#### [STATED GOAL]
Write out each entry again. Keep every word exactly as it is.

[Begin MATERIAL]

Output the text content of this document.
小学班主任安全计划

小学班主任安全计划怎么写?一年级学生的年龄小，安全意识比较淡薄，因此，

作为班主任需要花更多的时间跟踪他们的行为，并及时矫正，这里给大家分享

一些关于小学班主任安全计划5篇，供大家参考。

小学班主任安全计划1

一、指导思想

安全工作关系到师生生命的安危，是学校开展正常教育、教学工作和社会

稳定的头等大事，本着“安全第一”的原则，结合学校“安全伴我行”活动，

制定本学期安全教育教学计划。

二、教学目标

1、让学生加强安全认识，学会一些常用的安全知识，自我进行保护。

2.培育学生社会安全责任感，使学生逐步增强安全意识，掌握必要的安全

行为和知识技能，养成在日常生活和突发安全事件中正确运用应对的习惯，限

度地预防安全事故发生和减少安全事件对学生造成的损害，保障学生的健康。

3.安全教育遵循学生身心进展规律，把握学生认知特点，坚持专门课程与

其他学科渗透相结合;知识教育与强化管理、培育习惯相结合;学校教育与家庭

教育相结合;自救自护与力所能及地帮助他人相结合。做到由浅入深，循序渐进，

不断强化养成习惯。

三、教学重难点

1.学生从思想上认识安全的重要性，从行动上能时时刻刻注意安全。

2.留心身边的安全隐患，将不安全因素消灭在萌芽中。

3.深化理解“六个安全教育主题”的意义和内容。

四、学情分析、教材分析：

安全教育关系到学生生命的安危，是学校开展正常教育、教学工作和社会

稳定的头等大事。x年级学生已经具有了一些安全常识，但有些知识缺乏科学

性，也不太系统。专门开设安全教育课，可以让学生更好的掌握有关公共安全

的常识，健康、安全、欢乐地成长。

[End MATERIAL]

#### [TASK RESULT]
Output the text content of this document.
小学班主任安全计划

小学班主任安全计划怎么写?一年级学生的年龄小，安全意识比较淡薄，因此，

作为班主任需要花更多的时间跟踪他们的行为，并及时矫正，这里给大家分享

一些关于小学班主任安全计划5篇，供大家参考。

小学班主任安全计划1

一、指导思想

安全工作关系到师生生命的安危，是学校开展正常教育、教学工作和社会

稳定的头等大事，本着“安全第一”的原则，结合学校“安全伴我行”活动，

制定本学期安全教育教学计划。

二、教学目标

1、让学生加强安全认识，学会一些常用的安全知识，自我进行保护。

2.培育学生社会安全责任感，使学生逐步增强安全意识，掌握必要的安全

行为和知识技能，养成在日常生活和突发安全事件中正确运用应对的习惯，限

度地预防安全事故发生和减少安全事件对学生造成的损害，保障学生的健康。

3.安全教育遵循学生身心进展规律，把握学生认知特点，坚持专门课程与

其他学科渗透相结合;知识教育与强化管理、培育习惯相结合;学校教育与家庭

教育相结合;自救自护与力所能及地帮助他人相结合。做到由浅入深，循序渐进，

不断强化养成习惯。

三、教学重难点

1.学生从思想上认识安全的重要性，从行动上能时时刻刻注意安全。

2.留心身边的安全隐患，将不安全因素消灭在萌芽中。

3.深化理解“六个安全教育主题”的意义和内容。

四、学情分析、教材分析：

安全教育关系到学生生命的安危，是学校开展正常教育、教学工作和社会

稳定的头等大事。x年级学生已经具有了一些安全常识，但有些知识缺乏科学

性，也不太系统。专门开设安全教育课，可以让学生更好的掌握有关公共安全

的常识，健康、安全、欢乐地成长。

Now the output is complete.